**Required task:** Keep the pictures out and restate every record exactly.

__________

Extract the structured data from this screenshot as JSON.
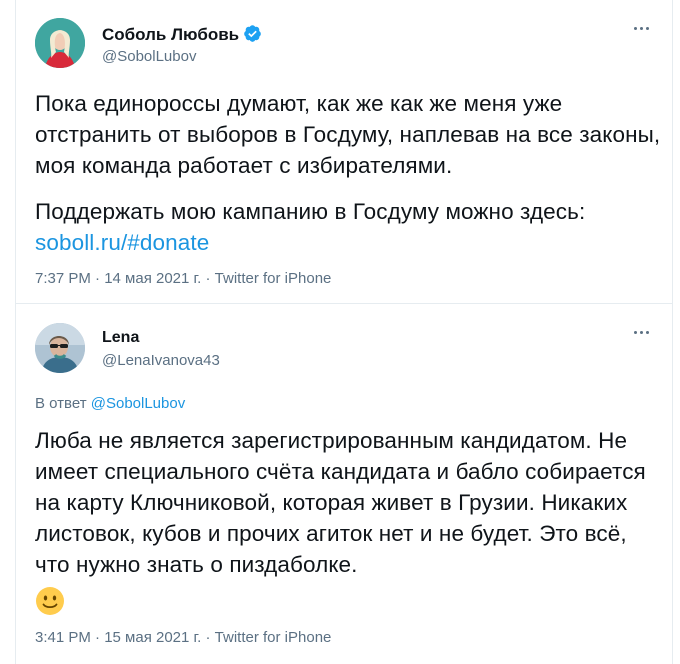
{
  "tweet1": {
    "name": "Соболь Любовь",
    "handle": "@SobolLubov",
    "text": "Пока единороссы думают, как же как же меня уже отстранить от выборов в Госдуму, наплевав на все законы, моя команда работает с избирателями.",
    "text2_prefix": "Поддержать мою кампанию в Госдуму можно здесь:",
    "link": "soboll.ru/#donate",
    "meta": "7:37 PM · 14 мая 2021 г. · Twitter for iPhone"
  },
  "tweet2": {
    "name": "Lena",
    "handle": "@LenaIvanova43",
    "reply_prefix": "В ответ",
    "reply_handle": "@SobolLubov",
    "text": "Люба не является зарегистрированным кандидатом. Не имеет специального счёта кандидата и бабло собирается на карту Ключниковой, которая живет в Грузии. Никаких листовок, кубов и прочих агиток нет и не будет. Это всё, что нужно знать о пиздаболке.",
    "meta": "3:41 PM · 15 мая 2021 г. · Twitter for iPhone"
  },
  "colors": {
    "link": "#1b95e0",
    "secondary_text": "#5b7083",
    "verified_badge": "#1da1f2",
    "divider": "#e6ecf0"
  }
}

__________

**The solution:**
Extract the structured data from this screenshot as JSON.
{
  "tweet1": {
    "name": "Соболь Любовь",
    "handle": "@SobolLubov",
    "text": "Пока единороссы думают, как же как же меня уже отстранить от выборов в Госдуму, наплевав на все законы, моя команда работает с избирателями.",
    "text2_prefix": "Поддержать мою кампанию в Госдуму можно здесь:",
    "link": "soboll.ru/#donate",
    "meta": "7:37 PM · 14 мая 2021 г. · Twitter for iPhone"
  },
  "tweet2": {
    "name": "Lena",
    "handle": "@LenaIvanova43",
    "reply_prefix": "В ответ",
    "reply_handle": "@SobolLubov",
    "text": "Люба не является зарегистрированным кандидатом. Не имеет специального счёта кандидата и бабло собирается на карту Ключниковой, которая живет в Грузии. Никаких листовок, кубов и прочих агиток нет и не будет. Это всё, что нужно знать о пиздаболке.",
    "meta": "3:41 PM · 15 мая 2021 г. · Twitter for iPhone"
  },
  "colors": {
    "link": "#1b95e0",
    "secondary_text": "#5b7083",
    "verified_badge": "#1da1f2",
    "divider": "#e6ecf0"
  }
}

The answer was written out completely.